## TASK GOAL
Rewrite the lines from the one containing "bar-trump-ms: [299, 424, 303, 429]" through the one containing "bar-trump-ca: [299, 526, 331, 532]", changing every "y-tick-label" to "state-tick-label" and leaving everything else unchanged.

## DATASET CONTENT
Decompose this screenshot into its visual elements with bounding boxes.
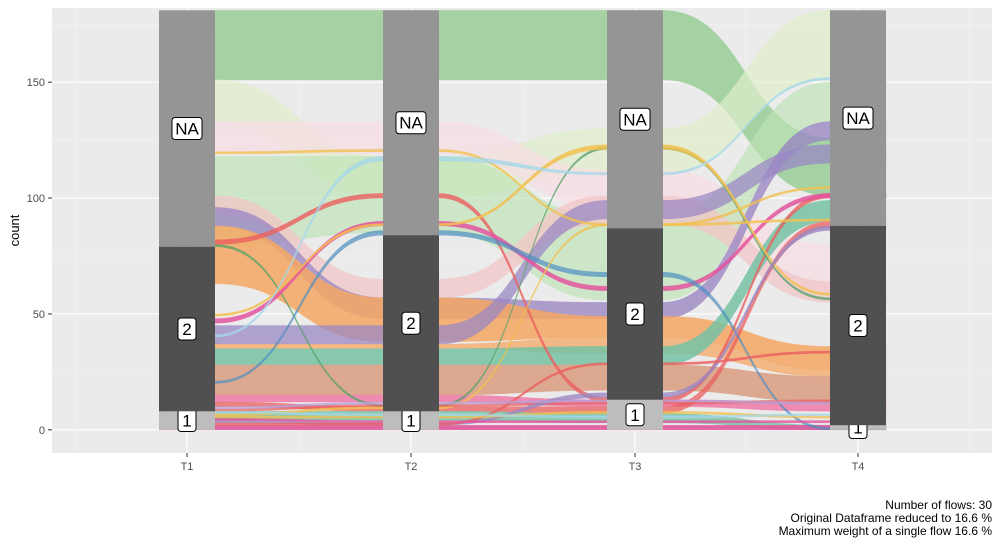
- stratum-label: 1: [630, 406, 639, 425]
- stratum-label-box: [848, 314, 868, 338]
- stratum-label: 1: [406, 412, 415, 431]
- stratum-label: NA: [175, 120, 199, 139]
- x-tick-label: T1: [181, 461, 194, 473]
- y-axis-title: count: [7, 214, 22, 246]
- stratum-label-box: [177, 317, 197, 341]
- y-tick-label: 100: [27, 193, 45, 205]
- stratum-label-box: [401, 311, 421, 335]
- stratum-label: 2: [406, 314, 415, 333]
- stratum-label: NA: [846, 109, 870, 128]
- x-tick-label: T4: [852, 461, 865, 473]
- stratum-label-box: [619, 107, 651, 131]
- caption-reduced: Original Dataframe reduced to 16.6 %: [790, 511, 992, 525]
- flows: [158, 10, 887, 431]
- stratum-label: 2: [182, 320, 191, 339]
- flow-15: [158, 424, 887, 431]
- stratum-label-box: [395, 111, 427, 135]
- stratum-label: 2: [853, 317, 862, 336]
- caption-flows: Number of flows: 30: [885, 498, 992, 512]
- stratum-label-box: [625, 302, 645, 326]
- x-tick-label: T3: [629, 461, 642, 473]
- stratum-label: 1: [853, 419, 862, 438]
- y-tick-label: 150: [27, 77, 45, 89]
- stratum-label: 1: [182, 412, 191, 431]
- y-tick-label: 0: [39, 425, 45, 437]
- stratum-label: NA: [623, 110, 647, 129]
- stratum-label: NA: [399, 114, 423, 133]
- stratum-label: 2: [630, 305, 639, 324]
- caption: Number of flows: 30 Original Dataframe r…: [779, 499, 992, 538]
- stratum-label-box: [842, 106, 874, 130]
- stratum-label-box: [171, 117, 203, 141]
- stratum-label-box: [625, 403, 645, 427]
- caption-max-weight: Maximum weight of a single flow 16.6 %: [778, 524, 992, 538]
- y-tick-label: 50: [33, 309, 45, 321]
- x-tick-label: T2: [405, 461, 418, 473]
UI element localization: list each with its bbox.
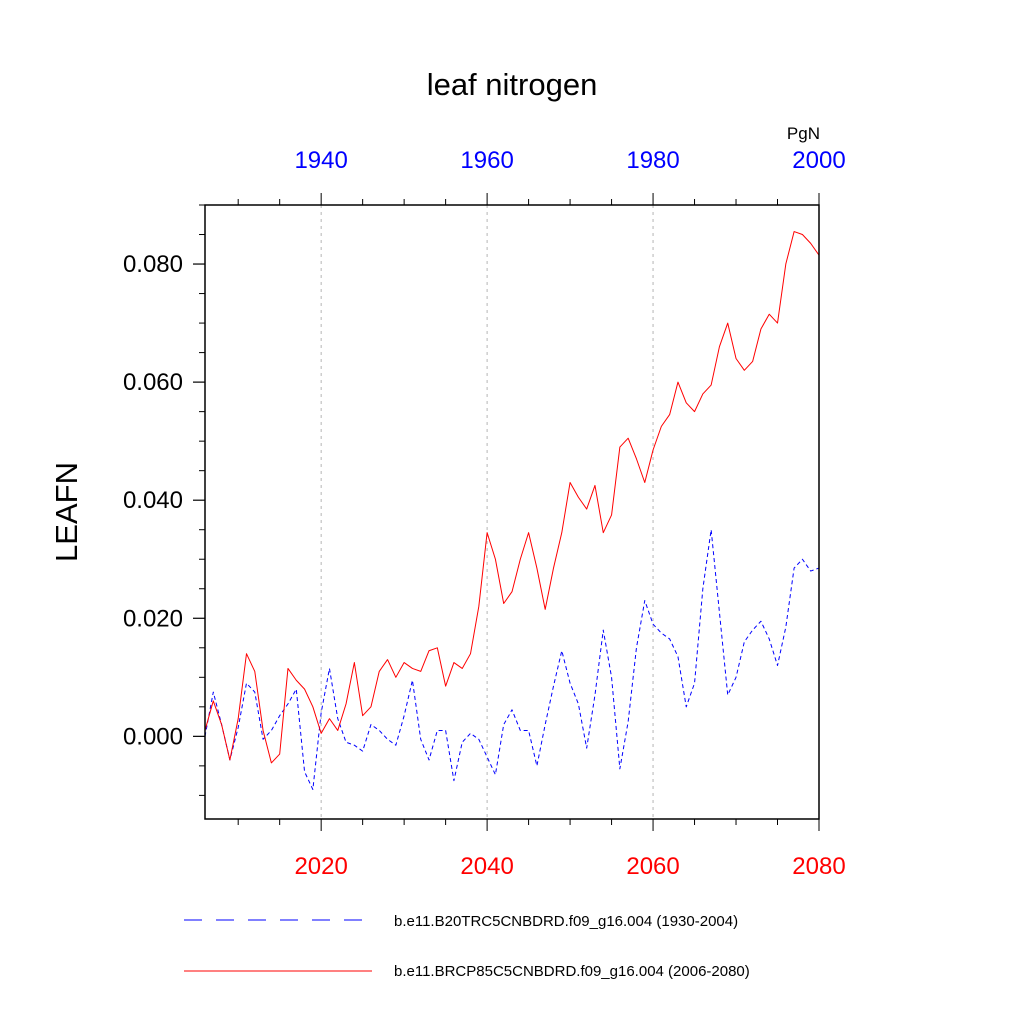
legend-label-rcp85: b.e11.BRCP85C5CNBDRD.f09_g16.004 (2006-2… <box>394 963 750 980</box>
series-line-rcp85 <box>204 231 820 764</box>
bottom-tick-labels: 2020 2040 2060 2080 <box>294 853 845 880</box>
top-tick-label: 1940 <box>294 147 347 174</box>
chart-title: leaf nitrogen <box>427 67 598 102</box>
legend: b.e11.B20TRC5CNBDRD.f09_g16.004 (1930-20… <box>184 913 750 980</box>
legend-label-historical: b.e11.B20TRC5CNBDRD.f09_g16.004 (1930-20… <box>394 913 738 930</box>
y-tick-labels: 0.000 0.020 0.040 0.060 0.080 <box>123 251 183 750</box>
top-tick-label: 1980 <box>626 147 679 174</box>
bottom-tick-label: 2020 <box>294 853 347 880</box>
y-tick-label: 0.040 <box>123 487 183 514</box>
bottom-tick-label: 2060 <box>626 853 679 880</box>
bottom-tick-label: 2080 <box>792 853 845 880</box>
series-line-historical <box>204 529 820 790</box>
top-tick-label: 1960 <box>460 147 513 174</box>
y-axis-label: LEAFN <box>49 462 84 562</box>
plot-frame <box>204 204 820 820</box>
top-tick-labels: 1940 1960 1980 2000 <box>294 147 845 174</box>
y-tick-label: 0.000 <box>123 723 183 750</box>
series-lines <box>204 231 820 790</box>
y-tick-label: 0.080 <box>123 251 183 278</box>
top-tick-label: 2000 <box>792 147 845 174</box>
tick-marks <box>193 193 820 831</box>
y-tick-label: 0.060 <box>123 369 183 396</box>
y-tick-label: 0.020 <box>123 605 183 632</box>
bottom-tick-label: 2040 <box>460 853 513 880</box>
units-label: PgN <box>787 124 820 143</box>
gridlines <box>320 205 654 819</box>
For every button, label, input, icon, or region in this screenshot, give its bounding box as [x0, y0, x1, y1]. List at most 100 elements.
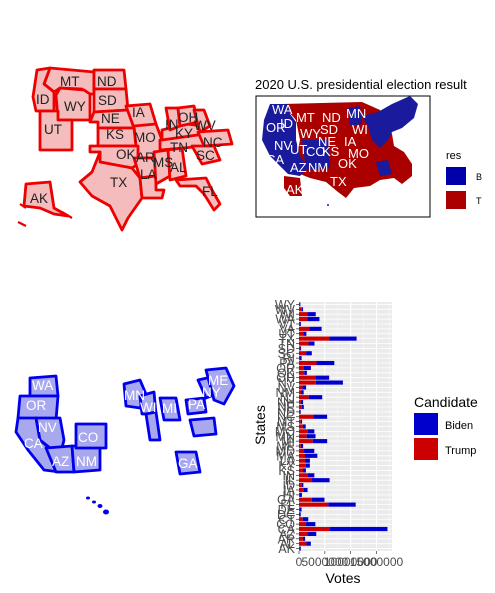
bar-trump-ms: [299, 424, 303, 429]
bar-trump-mn: [299, 434, 307, 439]
bar-trump-wv: [299, 307, 302, 312]
y-tick-label-md: MD: [276, 444, 295, 458]
legend-key-biden: [414, 413, 438, 435]
trump-label-ky: KY: [175, 126, 193, 141]
trump-label-ar: AR: [136, 150, 155, 165]
y-tick-label-ma: MA: [276, 449, 295, 463]
bar-trump-ia: [299, 487, 304, 493]
bar-trump-ca: [299, 526, 331, 532]
y-tick-label-wa: WA: [275, 313, 295, 327]
bar-trump-la: [299, 458, 306, 463]
y-tick-label-tn: TN: [278, 337, 295, 351]
bar-trump-nh: [299, 400, 301, 405]
map-state-nc: [196, 128, 234, 148]
bar-biden-ar: [302, 536, 306, 541]
y-tick-label-hi: HI: [283, 488, 296, 502]
trump-label-fl: FL: [202, 184, 218, 199]
y-tick-label-sd: SD: [278, 342, 295, 356]
biden-label-ga: GA: [178, 456, 198, 471]
x-axis-label: Votes: [325, 570, 360, 586]
inset-label-ak: AK: [286, 182, 304, 197]
trump-label-oh: OH: [178, 110, 198, 125]
inset-label-nd: ND: [322, 110, 341, 125]
bar-biden-dc: [299, 512, 301, 517]
hawaii-island: [86, 496, 90, 500]
inset-label-ut: UT: [290, 142, 307, 157]
bar-biden-ga: [311, 497, 325, 502]
inset-blue-northeast: [362, 96, 418, 148]
inset-label-wy: WY: [300, 126, 321, 141]
inset-red-ak: [284, 176, 302, 196]
inset-label-mt: MT: [296, 110, 315, 125]
bar-trump-sc: [299, 351, 307, 356]
y-tick-label-ak: AK: [278, 542, 295, 556]
bar-biden-va: [309, 326, 322, 331]
trump-label-ok: OK: [116, 147, 136, 162]
bar-biden-ia: [303, 487, 308, 493]
y-tick-label-me: ME: [276, 440, 295, 454]
y-tick-label-ct: CT: [278, 513, 295, 527]
legend-title: Candidate: [414, 394, 478, 410]
trump-label-sc: SC: [196, 148, 215, 163]
inset-label-ca: CA: [266, 152, 284, 167]
bar-biden-ky: [305, 463, 310, 468]
trump-label-nc: NC: [203, 135, 223, 150]
bar-trump-az: [299, 531, 308, 536]
trump-label-ak: AK: [30, 191, 48, 206]
bar-trump-ga: [299, 497, 312, 502]
bar-trump-de: [299, 507, 301, 512]
y-tick-label-pa: PA: [279, 357, 295, 371]
map-state-wv: [192, 108, 212, 134]
inset-legend-key-trump: [446, 191, 466, 209]
y-tick-label-nm: NM: [276, 386, 295, 400]
y-tick-label-sc: SC: [278, 347, 295, 361]
y-tick-label-wy: WY: [275, 298, 296, 312]
bar-biden-mn: [306, 434, 316, 439]
bar-biden-pa: [316, 360, 335, 366]
inset-label-co: CO: [306, 144, 326, 159]
inset-label-id: ID: [280, 116, 293, 131]
biden-label-pa: PA: [188, 397, 205, 412]
bar-trump-nd: [299, 409, 301, 414]
bar-biden-nj: [308, 395, 323, 400]
candidate-legend: Candidate Biden Trump: [414, 394, 478, 460]
bar-trump-oh: [299, 375, 316, 380]
bar-biden-sd: [300, 346, 302, 351]
bar-biden-de: [300, 507, 302, 512]
bar-biden-wv: [301, 307, 304, 312]
bar-trump-wi: [299, 312, 308, 317]
bar-trump-ok: [299, 370, 305, 375]
y-tick-label-ks: KS: [278, 464, 295, 478]
y-tick-label-oh: OH: [276, 371, 295, 385]
bar-biden-wi: [307, 312, 316, 317]
map-state-pa: [184, 396, 208, 416]
y-axis-label: States: [252, 405, 268, 445]
bar-biden-sc: [306, 351, 312, 356]
election-inset-panel: 2020 U.S. presidential election result W…: [255, 77, 482, 218]
bar-biden-in: [307, 473, 315, 478]
inset-legend-label-t: T: [476, 196, 482, 206]
bar-trump-sd: [299, 346, 301, 351]
bar-trump-nj: [299, 395, 309, 400]
trump-label-in: IN: [165, 117, 179, 132]
bar-trump-ky: [299, 463, 306, 468]
inset-legend-label-b: B: [476, 172, 482, 182]
biden-label-nm: NM: [76, 454, 97, 469]
map-state-fl: [174, 176, 222, 212]
trump-label-ks: KS: [106, 127, 124, 142]
bar-biden-oh: [315, 375, 330, 380]
biden-label-me: ME: [208, 373, 228, 388]
biden-label-az: AZ: [52, 454, 69, 469]
bar-trump-wy: [299, 302, 301, 307]
bar-biden-mt: [300, 419, 303, 424]
y-tick-label-mt: MT: [277, 415, 295, 429]
bar-biden-ok: [304, 370, 307, 375]
bar-biden-az: [307, 531, 317, 536]
bar-trump-ri: [299, 356, 301, 361]
legend-label-trump: Trump: [445, 445, 476, 457]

## FULL SOLUTION
bar-trump-ms: [299, 424, 303, 429]
bar-trump-mn: [299, 434, 307, 439]
bar-trump-wv: [299, 307, 302, 312]
state-tick-label-md: MD: [276, 444, 295, 458]
legend-key-biden: [414, 413, 438, 435]
trump-label-ky: KY: [175, 126, 193, 141]
trump-label-ar: AR: [136, 150, 155, 165]
state-tick-label-ma: MA: [276, 449, 295, 463]
bar-trump-ia: [299, 487, 304, 493]
bar-trump-ca: [299, 526, 331, 532]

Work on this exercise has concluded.